[WHAT THE TASK REQUIRES]: Comb through the entries for "Nestling" and pull out each line that holds it.
>> begin RECORDS SHOWN
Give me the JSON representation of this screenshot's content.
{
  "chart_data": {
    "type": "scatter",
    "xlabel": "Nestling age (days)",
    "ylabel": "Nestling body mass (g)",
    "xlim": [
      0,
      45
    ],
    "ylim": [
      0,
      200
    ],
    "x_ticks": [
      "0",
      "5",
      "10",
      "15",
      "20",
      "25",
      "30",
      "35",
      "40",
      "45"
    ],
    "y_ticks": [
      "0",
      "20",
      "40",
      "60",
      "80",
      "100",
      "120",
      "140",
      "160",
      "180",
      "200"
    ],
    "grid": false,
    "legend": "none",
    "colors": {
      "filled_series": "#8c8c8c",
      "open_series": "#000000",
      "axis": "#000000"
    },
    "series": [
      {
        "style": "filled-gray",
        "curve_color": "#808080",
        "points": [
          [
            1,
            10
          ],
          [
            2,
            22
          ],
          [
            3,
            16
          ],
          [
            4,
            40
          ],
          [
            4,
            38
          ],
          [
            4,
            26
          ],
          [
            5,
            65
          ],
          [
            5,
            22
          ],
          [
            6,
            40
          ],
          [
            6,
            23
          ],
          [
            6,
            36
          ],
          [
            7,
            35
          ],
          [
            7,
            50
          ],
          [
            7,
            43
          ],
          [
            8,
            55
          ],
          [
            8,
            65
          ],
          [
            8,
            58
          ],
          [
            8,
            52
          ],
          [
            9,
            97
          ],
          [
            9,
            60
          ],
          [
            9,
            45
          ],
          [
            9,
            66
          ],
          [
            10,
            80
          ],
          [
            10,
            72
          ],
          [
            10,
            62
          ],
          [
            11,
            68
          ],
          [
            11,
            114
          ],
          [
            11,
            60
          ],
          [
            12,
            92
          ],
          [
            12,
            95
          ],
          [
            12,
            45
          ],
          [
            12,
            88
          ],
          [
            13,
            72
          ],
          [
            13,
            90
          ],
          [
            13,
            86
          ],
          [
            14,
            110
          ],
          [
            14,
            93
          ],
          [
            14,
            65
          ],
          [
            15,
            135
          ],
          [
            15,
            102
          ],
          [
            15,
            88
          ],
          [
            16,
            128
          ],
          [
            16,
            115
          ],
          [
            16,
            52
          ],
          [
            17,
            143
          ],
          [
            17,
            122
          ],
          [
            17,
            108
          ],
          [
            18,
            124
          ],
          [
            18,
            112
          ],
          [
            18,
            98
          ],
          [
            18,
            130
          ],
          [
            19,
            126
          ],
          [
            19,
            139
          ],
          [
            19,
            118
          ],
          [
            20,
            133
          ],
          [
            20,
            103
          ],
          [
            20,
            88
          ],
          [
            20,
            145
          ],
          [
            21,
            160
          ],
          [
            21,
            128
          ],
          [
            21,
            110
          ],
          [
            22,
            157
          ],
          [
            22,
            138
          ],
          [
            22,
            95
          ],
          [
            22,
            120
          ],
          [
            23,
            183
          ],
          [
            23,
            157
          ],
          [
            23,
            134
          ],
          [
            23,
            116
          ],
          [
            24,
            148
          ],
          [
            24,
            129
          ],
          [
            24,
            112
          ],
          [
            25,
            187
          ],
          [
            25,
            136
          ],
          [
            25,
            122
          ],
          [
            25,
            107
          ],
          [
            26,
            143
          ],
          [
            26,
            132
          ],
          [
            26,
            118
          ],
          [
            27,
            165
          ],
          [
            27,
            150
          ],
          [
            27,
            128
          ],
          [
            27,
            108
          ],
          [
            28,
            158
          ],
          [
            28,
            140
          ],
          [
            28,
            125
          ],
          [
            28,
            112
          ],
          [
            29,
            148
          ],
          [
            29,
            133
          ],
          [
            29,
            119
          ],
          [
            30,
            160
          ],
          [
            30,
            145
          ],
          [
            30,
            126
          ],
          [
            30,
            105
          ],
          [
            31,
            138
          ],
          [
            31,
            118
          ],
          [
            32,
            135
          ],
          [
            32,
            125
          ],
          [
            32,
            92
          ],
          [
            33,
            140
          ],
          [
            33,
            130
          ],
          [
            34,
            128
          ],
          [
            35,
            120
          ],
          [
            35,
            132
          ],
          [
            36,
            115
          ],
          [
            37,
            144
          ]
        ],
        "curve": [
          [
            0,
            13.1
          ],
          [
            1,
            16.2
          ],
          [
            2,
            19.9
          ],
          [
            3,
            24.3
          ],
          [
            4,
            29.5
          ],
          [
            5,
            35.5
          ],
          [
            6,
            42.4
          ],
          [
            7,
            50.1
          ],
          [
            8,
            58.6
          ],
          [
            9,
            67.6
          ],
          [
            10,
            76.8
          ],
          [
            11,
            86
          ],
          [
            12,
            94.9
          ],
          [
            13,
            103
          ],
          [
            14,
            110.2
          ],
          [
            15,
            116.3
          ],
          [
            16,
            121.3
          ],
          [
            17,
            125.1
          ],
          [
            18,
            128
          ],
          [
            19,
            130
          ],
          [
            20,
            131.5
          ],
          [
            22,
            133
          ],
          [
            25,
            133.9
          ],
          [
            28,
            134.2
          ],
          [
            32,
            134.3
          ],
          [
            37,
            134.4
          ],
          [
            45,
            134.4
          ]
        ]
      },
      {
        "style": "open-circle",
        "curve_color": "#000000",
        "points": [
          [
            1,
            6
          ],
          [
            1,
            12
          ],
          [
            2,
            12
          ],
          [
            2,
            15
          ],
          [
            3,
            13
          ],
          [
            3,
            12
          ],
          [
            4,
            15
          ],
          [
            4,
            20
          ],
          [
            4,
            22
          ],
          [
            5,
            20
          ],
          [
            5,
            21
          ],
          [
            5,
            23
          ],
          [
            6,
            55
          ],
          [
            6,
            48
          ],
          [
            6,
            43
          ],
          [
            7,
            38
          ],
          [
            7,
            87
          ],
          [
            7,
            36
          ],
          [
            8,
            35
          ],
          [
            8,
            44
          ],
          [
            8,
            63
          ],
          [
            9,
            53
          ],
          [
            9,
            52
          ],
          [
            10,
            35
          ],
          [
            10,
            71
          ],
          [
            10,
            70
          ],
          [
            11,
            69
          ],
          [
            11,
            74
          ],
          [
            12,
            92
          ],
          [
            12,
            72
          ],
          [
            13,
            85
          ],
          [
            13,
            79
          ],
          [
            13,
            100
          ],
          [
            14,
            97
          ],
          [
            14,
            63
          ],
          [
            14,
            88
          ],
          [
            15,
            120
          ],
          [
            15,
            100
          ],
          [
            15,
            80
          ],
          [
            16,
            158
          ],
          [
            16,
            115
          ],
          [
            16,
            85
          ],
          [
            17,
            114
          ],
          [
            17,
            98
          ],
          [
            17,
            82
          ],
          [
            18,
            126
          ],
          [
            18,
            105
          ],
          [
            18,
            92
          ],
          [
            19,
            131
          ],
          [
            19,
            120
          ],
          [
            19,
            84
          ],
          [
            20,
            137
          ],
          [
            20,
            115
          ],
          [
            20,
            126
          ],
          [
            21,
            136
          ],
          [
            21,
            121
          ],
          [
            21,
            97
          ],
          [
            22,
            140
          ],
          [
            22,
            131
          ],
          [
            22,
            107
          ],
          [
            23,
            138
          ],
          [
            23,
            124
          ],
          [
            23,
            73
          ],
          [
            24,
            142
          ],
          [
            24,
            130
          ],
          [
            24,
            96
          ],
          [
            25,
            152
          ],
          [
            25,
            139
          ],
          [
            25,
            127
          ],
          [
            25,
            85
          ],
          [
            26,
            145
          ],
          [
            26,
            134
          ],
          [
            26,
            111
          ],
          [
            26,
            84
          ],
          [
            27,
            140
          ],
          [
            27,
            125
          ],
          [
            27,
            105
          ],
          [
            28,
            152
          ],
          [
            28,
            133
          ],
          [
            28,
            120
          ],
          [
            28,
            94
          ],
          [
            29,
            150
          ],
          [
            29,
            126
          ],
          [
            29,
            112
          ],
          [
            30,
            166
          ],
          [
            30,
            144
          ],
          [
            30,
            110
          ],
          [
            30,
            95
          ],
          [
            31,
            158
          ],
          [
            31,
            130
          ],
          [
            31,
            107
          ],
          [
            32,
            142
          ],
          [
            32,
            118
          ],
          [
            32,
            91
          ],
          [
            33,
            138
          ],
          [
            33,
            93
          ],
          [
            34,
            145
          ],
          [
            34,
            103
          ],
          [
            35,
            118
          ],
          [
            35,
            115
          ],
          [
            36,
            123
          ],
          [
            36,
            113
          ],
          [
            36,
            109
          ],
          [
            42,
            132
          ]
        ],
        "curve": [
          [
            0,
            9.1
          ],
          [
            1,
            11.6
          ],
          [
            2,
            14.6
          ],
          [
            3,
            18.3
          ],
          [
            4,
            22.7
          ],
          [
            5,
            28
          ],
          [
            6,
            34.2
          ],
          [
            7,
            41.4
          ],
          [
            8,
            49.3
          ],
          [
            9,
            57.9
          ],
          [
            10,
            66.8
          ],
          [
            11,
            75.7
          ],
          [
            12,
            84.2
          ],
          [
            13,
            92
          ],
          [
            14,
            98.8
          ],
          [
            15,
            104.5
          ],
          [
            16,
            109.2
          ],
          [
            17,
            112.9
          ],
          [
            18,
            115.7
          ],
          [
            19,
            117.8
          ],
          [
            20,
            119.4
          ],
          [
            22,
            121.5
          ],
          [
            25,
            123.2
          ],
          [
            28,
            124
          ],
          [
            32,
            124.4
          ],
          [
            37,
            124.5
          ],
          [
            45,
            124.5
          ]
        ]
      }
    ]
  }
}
>> end RECORDS SHOWN
[TASK RESULT]:
    "xlabel": "Nestling age (days)",
    "ylabel": "Nestling body mass (g)",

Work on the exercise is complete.